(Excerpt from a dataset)
——

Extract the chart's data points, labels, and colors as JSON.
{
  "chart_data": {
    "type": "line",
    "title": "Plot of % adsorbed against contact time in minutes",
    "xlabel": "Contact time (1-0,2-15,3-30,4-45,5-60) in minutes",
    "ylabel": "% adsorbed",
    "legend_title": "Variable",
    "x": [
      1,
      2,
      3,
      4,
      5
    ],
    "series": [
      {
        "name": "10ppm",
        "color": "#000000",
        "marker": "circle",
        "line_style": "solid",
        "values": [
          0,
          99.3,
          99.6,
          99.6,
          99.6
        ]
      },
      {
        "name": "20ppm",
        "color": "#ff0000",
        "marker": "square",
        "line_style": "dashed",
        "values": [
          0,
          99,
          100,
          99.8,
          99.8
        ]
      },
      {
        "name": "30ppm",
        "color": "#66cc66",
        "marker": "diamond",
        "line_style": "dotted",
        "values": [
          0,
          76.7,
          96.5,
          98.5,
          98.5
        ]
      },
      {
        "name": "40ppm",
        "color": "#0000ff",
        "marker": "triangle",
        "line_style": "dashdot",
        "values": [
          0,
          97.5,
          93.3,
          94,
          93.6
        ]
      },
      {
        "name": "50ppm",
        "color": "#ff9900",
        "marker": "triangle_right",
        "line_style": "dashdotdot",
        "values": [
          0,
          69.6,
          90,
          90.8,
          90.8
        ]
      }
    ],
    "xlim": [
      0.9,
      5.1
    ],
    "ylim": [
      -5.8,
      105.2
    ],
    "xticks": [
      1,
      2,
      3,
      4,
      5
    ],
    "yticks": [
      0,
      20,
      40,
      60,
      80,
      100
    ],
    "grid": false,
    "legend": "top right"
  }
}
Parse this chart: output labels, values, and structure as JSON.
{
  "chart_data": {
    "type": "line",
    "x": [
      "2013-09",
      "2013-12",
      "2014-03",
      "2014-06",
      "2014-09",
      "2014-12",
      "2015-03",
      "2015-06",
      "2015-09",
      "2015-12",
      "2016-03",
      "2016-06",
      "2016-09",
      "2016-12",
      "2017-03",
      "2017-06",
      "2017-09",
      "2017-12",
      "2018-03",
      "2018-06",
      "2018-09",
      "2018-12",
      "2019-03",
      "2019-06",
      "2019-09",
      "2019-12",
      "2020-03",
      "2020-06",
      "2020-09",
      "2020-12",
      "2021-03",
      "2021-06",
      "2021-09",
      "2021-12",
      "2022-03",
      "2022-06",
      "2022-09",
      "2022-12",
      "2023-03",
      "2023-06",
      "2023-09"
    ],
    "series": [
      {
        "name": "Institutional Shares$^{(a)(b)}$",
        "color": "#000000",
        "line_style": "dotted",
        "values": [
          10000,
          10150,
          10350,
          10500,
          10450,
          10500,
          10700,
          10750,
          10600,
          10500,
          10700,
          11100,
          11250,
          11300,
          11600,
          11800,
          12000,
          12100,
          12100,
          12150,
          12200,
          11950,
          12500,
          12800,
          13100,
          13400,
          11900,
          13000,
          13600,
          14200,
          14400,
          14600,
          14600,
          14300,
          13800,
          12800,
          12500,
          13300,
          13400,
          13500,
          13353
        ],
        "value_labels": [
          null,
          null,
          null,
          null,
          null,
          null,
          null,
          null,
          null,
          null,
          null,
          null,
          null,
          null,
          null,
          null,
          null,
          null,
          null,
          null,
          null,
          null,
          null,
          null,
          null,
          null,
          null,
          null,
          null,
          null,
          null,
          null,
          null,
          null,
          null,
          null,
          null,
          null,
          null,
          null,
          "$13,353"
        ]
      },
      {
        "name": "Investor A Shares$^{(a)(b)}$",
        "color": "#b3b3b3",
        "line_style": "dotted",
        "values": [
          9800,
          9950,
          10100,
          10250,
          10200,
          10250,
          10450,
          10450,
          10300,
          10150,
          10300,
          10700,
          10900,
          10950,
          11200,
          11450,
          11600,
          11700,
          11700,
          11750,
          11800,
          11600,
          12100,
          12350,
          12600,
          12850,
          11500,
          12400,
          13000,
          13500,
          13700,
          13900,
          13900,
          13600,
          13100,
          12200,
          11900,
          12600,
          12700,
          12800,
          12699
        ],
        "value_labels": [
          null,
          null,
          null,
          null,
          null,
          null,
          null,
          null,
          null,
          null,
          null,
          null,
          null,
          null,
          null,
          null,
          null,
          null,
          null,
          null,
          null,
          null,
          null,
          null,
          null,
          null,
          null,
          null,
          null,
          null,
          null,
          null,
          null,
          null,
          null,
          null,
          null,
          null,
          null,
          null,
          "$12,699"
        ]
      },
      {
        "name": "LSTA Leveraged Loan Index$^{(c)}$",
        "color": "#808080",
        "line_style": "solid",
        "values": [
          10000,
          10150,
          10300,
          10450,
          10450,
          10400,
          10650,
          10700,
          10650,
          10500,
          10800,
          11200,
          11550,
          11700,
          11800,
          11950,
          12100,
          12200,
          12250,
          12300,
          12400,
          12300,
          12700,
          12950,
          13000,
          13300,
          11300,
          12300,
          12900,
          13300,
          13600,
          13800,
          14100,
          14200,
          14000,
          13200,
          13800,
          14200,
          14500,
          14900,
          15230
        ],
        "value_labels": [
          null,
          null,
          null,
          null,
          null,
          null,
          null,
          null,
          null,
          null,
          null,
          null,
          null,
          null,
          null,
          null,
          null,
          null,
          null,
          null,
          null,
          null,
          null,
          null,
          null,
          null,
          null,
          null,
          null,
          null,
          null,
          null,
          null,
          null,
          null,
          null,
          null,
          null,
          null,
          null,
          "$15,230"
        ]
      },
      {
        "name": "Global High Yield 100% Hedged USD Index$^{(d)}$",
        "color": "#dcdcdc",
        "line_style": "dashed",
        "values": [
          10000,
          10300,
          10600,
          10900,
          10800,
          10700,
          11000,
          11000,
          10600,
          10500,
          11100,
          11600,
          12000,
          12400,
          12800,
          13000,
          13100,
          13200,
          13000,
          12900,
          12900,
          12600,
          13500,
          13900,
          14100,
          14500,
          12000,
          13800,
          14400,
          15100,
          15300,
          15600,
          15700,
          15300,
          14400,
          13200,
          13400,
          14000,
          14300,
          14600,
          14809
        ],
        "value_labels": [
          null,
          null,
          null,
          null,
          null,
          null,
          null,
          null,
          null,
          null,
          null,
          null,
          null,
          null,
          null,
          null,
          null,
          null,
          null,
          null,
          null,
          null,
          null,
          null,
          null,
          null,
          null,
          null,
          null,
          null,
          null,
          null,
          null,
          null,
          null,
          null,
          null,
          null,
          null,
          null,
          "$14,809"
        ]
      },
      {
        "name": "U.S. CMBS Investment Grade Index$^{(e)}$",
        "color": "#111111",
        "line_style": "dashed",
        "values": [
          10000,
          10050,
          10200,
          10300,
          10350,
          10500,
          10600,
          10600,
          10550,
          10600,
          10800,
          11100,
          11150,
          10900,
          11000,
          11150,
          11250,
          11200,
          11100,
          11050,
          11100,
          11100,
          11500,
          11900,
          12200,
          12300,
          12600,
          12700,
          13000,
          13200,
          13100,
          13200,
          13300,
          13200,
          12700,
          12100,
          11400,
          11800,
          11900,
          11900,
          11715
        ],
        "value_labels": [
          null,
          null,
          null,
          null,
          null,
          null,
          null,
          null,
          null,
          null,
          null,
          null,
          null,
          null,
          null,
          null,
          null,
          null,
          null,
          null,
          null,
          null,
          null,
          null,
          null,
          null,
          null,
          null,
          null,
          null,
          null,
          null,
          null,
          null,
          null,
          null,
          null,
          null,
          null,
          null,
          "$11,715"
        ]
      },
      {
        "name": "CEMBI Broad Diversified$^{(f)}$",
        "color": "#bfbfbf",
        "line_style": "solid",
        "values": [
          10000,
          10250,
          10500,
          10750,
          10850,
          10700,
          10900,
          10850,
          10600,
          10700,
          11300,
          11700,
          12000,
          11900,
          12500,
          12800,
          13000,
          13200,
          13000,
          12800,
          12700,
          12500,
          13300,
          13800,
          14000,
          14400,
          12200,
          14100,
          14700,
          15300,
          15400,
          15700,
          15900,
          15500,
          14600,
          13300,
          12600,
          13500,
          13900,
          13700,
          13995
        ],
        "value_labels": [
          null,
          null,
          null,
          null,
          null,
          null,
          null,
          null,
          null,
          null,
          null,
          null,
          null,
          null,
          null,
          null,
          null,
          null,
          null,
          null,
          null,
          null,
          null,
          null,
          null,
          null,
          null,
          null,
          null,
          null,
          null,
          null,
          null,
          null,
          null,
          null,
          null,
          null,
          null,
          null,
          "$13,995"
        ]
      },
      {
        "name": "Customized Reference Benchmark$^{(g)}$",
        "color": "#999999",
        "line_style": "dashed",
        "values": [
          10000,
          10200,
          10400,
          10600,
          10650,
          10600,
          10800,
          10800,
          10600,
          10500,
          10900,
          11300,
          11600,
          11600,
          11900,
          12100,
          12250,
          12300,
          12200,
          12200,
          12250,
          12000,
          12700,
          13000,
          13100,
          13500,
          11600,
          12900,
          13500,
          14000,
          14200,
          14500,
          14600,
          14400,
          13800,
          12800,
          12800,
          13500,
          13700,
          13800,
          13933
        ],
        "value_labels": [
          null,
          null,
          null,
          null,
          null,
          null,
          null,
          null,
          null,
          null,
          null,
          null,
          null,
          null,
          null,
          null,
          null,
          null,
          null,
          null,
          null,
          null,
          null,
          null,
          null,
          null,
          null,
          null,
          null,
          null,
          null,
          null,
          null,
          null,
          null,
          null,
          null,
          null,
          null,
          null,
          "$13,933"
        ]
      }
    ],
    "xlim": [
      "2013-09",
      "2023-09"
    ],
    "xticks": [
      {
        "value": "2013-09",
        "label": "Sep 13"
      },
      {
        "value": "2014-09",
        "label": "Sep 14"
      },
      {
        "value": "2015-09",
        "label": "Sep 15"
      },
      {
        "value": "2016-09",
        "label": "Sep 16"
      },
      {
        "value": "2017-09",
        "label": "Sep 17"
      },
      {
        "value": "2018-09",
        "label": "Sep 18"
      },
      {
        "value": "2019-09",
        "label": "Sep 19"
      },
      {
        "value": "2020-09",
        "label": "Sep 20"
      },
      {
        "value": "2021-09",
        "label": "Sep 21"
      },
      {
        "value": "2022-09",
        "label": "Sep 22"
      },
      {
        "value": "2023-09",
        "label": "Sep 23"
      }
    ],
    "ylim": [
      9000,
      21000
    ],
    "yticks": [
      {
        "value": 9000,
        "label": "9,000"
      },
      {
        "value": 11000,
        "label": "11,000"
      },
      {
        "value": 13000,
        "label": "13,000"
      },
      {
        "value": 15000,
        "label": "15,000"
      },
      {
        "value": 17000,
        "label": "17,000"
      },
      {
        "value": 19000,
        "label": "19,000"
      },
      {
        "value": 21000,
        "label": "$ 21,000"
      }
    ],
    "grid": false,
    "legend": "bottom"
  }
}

——

◆ AIM
Your task is to report how many lines of the material include the string "time". Give the number and no other words.

◆ EXERCISE OUTPUT
2